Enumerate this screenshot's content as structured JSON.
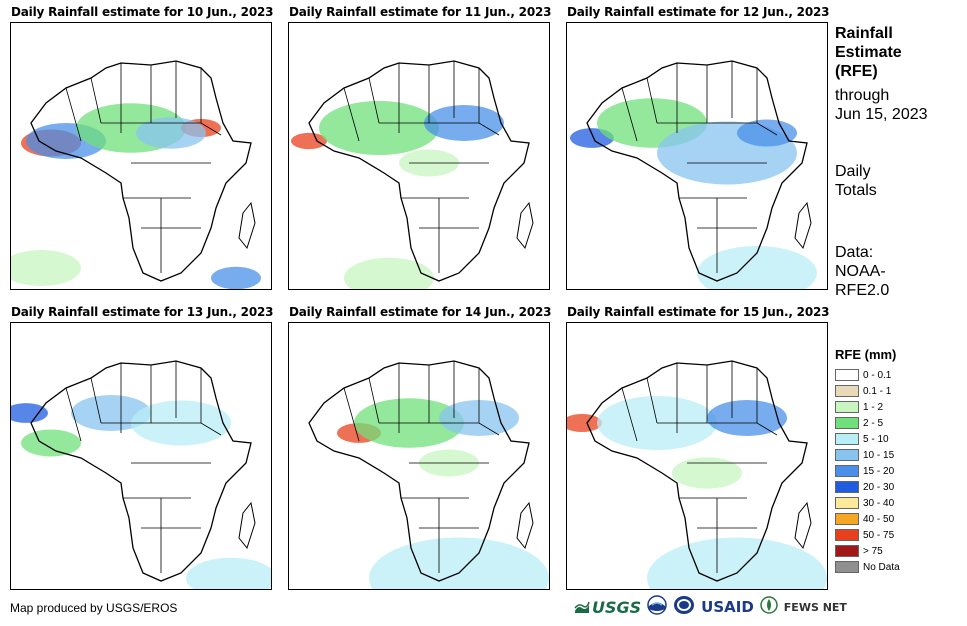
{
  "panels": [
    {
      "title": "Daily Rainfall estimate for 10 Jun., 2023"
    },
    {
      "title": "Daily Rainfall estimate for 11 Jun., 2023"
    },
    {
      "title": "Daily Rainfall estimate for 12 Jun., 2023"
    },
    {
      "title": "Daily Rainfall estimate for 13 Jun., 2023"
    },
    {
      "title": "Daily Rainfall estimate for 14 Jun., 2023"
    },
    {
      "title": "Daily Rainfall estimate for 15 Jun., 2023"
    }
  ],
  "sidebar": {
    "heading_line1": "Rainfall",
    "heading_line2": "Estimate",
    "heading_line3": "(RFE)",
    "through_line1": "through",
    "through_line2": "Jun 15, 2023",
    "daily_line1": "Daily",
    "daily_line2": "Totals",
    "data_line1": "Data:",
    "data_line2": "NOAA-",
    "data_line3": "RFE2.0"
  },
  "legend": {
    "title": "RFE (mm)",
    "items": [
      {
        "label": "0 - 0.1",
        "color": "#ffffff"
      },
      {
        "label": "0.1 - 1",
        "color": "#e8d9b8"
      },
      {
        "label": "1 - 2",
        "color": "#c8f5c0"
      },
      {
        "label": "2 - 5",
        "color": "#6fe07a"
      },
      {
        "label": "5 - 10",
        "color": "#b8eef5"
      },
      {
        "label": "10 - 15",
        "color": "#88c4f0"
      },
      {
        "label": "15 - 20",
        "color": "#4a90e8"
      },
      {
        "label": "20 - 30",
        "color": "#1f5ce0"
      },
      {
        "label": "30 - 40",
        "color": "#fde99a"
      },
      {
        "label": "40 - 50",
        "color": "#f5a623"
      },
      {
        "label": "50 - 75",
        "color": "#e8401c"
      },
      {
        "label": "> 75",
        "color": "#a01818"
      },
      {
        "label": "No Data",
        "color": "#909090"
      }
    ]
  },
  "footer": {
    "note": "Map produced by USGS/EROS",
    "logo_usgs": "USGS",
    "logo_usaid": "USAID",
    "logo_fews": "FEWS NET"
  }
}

⁂

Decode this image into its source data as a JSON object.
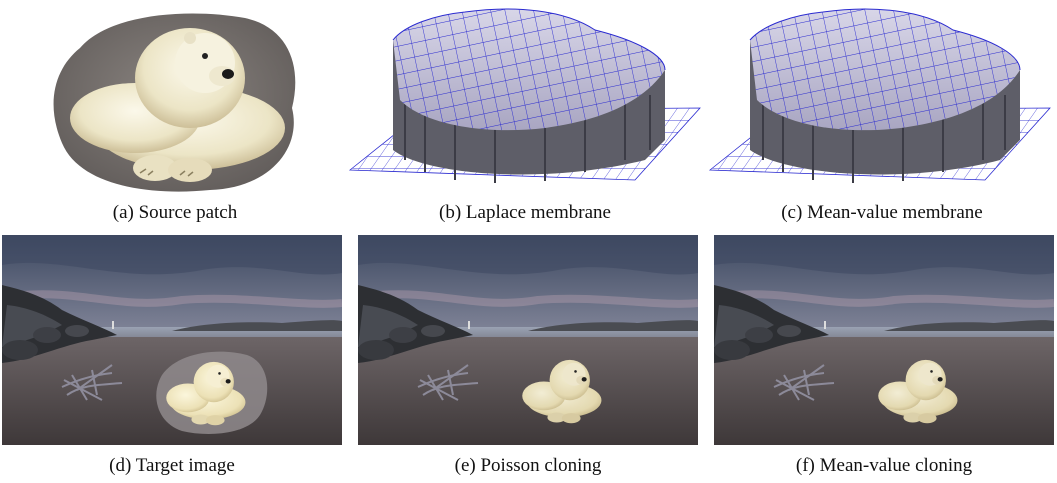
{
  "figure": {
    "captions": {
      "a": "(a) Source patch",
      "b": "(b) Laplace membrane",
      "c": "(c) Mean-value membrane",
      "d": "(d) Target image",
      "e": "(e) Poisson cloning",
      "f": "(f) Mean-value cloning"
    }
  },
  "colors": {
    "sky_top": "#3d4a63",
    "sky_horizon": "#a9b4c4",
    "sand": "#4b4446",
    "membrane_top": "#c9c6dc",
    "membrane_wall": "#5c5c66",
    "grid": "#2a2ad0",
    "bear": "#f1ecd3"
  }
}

⁂

**Given task**
Copy out every line in the listing where the word "Mean" appears.

**Task response**
      "c": "(c) Mean-value membrane",
      "f": "(f) Mean-value cloning"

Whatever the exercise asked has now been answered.